— START RECORD LIST —

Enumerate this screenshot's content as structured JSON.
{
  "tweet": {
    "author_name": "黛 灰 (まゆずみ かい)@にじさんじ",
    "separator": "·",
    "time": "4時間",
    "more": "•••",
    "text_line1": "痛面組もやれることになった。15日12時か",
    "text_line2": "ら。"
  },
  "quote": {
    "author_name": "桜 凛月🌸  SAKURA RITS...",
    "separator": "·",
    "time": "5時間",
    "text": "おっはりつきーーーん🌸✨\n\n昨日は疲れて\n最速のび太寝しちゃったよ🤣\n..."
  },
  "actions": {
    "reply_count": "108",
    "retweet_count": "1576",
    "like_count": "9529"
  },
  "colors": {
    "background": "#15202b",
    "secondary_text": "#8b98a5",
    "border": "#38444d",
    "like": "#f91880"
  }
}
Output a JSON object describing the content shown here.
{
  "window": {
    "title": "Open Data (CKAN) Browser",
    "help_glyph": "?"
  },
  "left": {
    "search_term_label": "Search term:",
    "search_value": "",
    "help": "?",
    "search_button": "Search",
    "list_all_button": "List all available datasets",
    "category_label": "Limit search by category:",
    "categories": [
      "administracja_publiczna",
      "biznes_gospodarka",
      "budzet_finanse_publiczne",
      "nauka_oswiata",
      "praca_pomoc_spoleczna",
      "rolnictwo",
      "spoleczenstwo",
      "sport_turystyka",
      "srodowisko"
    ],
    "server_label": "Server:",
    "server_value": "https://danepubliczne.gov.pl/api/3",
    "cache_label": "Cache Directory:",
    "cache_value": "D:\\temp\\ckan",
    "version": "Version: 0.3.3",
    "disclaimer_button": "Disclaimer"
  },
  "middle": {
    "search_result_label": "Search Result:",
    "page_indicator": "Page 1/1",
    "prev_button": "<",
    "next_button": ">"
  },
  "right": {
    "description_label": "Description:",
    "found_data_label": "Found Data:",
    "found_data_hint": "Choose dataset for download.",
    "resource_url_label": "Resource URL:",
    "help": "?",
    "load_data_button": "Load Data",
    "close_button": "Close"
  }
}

— END RECORD LIST —

EXERCISE: Copy every line verbatim.

RESPONSE BELOW:
Enumerate this screenshot's content as structured JSON.
{
  "tweet": {
    "author_name": "黛 灰 (まゆずみ かい)@にじさんじ",
    "separator": "·",
    "time": "4時間",
    "more": "•••",
    "text_line1": "痛面組もやれることになった。15日12時か",
    "text_line2": "ら。"
  },
  "quote": {
    "author_name": "桜 凛月🌸  SAKURA RITS...",
    "separator": "·",
    "time": "5時間",
    "text": "おっはりつきーーーん🌸✨\n\n昨日は疲れて\n最速のび太寝しちゃったよ🤣\n..."
  },
  "actions": {
    "reply_count": "108",
    "retweet_count": "1576",
    "like_count": "9529"
  },
  "colors": {
    "background": "#15202b",
    "secondary_text": "#8b98a5",
    "border": "#38444d",
    "like": "#f91880"
  }
}
Output a JSON object describing the content shown here.
{
  "window": {
    "title": "Open Data (CKAN) Browser",
    "help_glyph": "?"
  },
  "left": {
    "search_term_label": "Search term:",
    "search_value": "",
    "help": "?",
    "search_button": "Search",
    "list_all_button": "List all available datasets",
    "category_label": "Limit search by category:",
    "categories": [
      "administracja_publiczna",
      "biznes_gospodarka",
      "budzet_finanse_publiczne",
      "nauka_oswiata",
      "praca_pomoc_spoleczna",
      "rolnictwo",
      "spoleczenstwo",
      "sport_turystyka",
      "srodowisko"
    ],
    "server_label": "Server:",
    "server_value": "https://danepubliczne.gov.pl/api/3",
    "cache_label": "Cache Directory:",
    "cache_value": "D:\\temp\\ckan",
    "version": "Version: 0.3.3",
    "disclaimer_button": "Disclaimer"
  },
  "middle": {
    "search_result_label": "Search Result:",
    "page_indicator": "Page 1/1",
    "prev_button": "<",
    "next_button": ">"
  },
  "right": {
    "description_label": "Description:",
    "found_data_label": "Found Data:",
    "found_data_hint": "Choose dataset for download.",
    "resource_url_label": "Resource URL:",
    "help": "?",
    "load_data_button": "Load Data",
    "close_button": "Close"
  }
}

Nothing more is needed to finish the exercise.